━━ Excerpted data ━━
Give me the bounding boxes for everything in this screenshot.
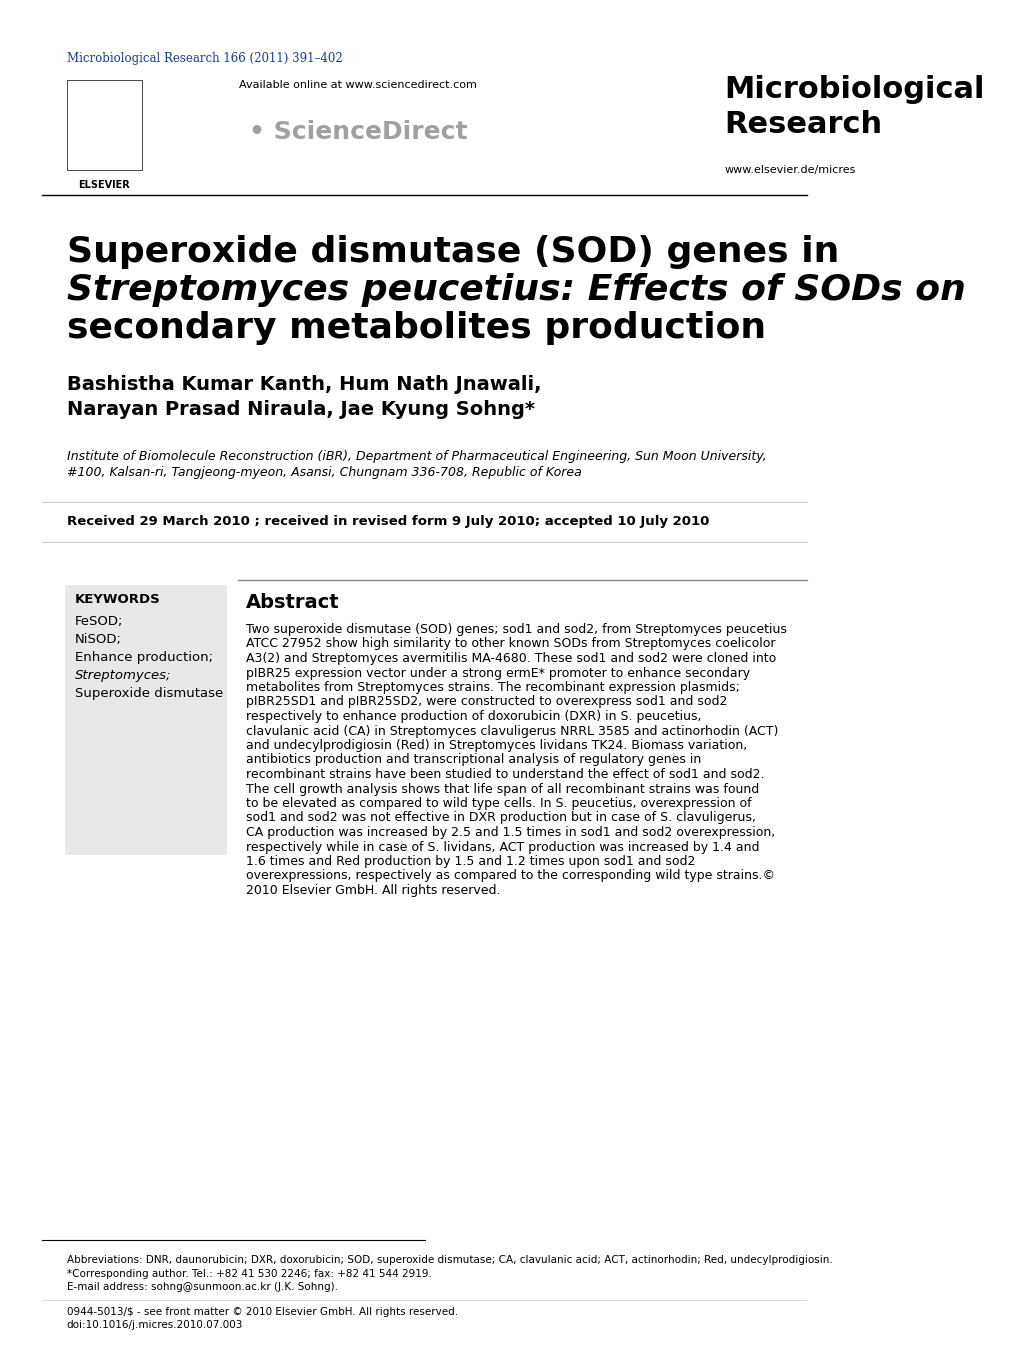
━━━
━━ Excerpted data ━━
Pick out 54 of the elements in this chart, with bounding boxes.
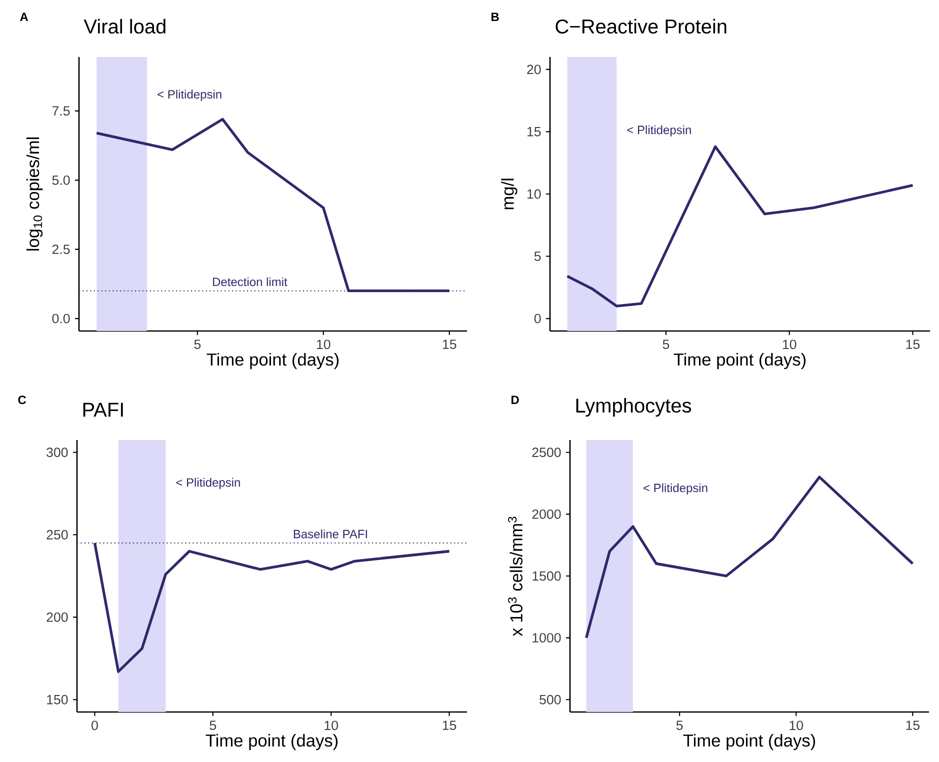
━━━
━━ Excerpted data ━━
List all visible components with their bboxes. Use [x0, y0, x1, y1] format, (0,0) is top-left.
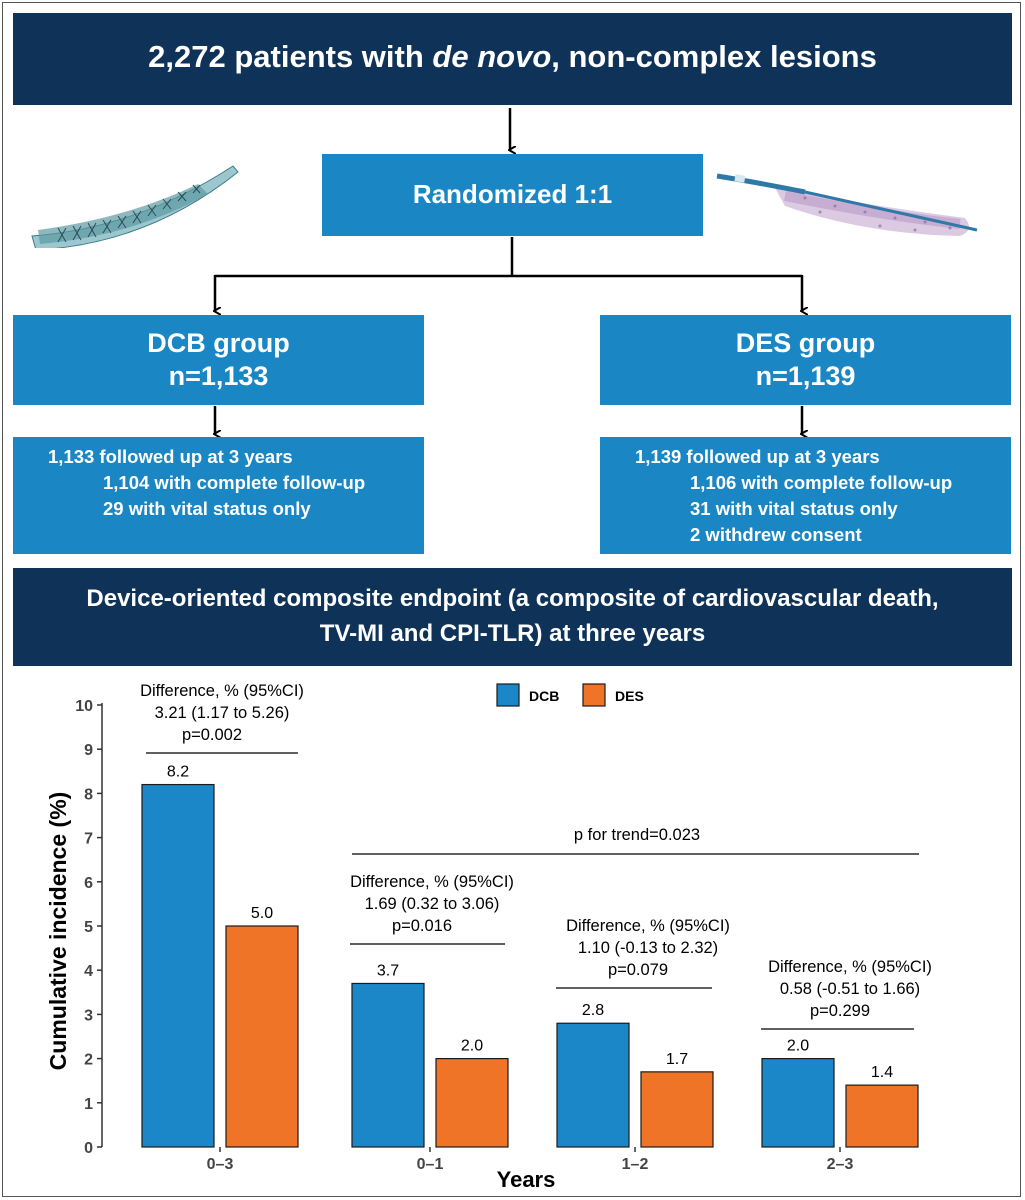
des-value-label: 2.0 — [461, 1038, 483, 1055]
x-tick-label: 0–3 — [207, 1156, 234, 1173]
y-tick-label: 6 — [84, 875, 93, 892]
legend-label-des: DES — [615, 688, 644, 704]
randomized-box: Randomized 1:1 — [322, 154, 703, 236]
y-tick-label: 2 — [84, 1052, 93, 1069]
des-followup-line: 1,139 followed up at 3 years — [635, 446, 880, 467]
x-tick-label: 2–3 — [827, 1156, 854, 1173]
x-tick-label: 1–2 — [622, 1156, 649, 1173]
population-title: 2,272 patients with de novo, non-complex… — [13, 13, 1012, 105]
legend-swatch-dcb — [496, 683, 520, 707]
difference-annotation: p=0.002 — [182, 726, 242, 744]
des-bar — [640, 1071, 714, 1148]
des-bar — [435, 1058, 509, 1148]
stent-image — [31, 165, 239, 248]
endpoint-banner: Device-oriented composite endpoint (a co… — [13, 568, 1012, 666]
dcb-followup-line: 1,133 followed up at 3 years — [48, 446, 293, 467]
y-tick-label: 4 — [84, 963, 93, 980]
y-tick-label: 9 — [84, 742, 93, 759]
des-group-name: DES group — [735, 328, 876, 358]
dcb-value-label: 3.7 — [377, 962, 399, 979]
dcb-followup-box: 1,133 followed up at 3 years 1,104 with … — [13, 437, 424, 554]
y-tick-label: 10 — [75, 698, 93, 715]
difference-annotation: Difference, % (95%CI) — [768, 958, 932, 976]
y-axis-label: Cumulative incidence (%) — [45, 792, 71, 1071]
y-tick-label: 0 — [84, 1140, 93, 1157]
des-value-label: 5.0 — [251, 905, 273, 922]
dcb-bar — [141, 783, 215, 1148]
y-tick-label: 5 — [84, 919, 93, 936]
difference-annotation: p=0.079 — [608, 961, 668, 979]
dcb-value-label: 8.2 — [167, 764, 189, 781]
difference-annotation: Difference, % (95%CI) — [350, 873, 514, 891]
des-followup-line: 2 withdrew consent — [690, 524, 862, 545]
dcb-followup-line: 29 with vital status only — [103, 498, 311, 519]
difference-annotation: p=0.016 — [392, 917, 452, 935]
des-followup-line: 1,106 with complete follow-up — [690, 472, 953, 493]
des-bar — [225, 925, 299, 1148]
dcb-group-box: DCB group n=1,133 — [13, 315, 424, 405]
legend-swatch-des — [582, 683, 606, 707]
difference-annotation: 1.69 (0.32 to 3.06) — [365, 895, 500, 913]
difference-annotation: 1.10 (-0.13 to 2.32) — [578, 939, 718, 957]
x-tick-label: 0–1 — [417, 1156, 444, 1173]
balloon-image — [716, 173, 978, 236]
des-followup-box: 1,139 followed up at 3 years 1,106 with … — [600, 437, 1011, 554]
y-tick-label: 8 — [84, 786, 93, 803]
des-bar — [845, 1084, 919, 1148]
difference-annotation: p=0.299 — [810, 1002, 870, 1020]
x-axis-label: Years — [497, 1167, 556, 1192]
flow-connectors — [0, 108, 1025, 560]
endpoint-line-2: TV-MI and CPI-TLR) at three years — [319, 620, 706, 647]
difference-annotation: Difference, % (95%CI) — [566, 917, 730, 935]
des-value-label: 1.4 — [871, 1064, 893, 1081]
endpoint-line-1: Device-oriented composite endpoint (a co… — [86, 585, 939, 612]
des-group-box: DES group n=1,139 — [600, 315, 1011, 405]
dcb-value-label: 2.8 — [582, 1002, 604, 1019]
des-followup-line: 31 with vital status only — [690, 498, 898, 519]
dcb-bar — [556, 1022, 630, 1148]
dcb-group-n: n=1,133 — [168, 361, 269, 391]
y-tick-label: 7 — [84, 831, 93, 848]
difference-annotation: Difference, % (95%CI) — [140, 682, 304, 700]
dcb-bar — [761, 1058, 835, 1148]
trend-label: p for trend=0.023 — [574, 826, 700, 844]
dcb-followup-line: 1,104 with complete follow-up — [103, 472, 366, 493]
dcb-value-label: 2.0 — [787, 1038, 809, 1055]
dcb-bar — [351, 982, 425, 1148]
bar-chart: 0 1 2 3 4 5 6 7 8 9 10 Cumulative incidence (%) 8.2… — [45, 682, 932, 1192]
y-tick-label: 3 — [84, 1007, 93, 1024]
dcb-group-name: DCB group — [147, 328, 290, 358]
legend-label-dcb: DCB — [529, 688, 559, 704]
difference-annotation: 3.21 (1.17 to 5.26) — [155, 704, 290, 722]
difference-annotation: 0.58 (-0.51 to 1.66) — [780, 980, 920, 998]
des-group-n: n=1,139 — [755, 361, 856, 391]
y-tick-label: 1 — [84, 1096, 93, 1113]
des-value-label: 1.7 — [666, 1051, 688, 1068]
━━━
Whenever the string "bounding" shows up on a line of the listing, copy that line.

Give me the bounding boxes for everything in this screenshot.
Pick out 54 of the elements in this chart, with bounding boxes.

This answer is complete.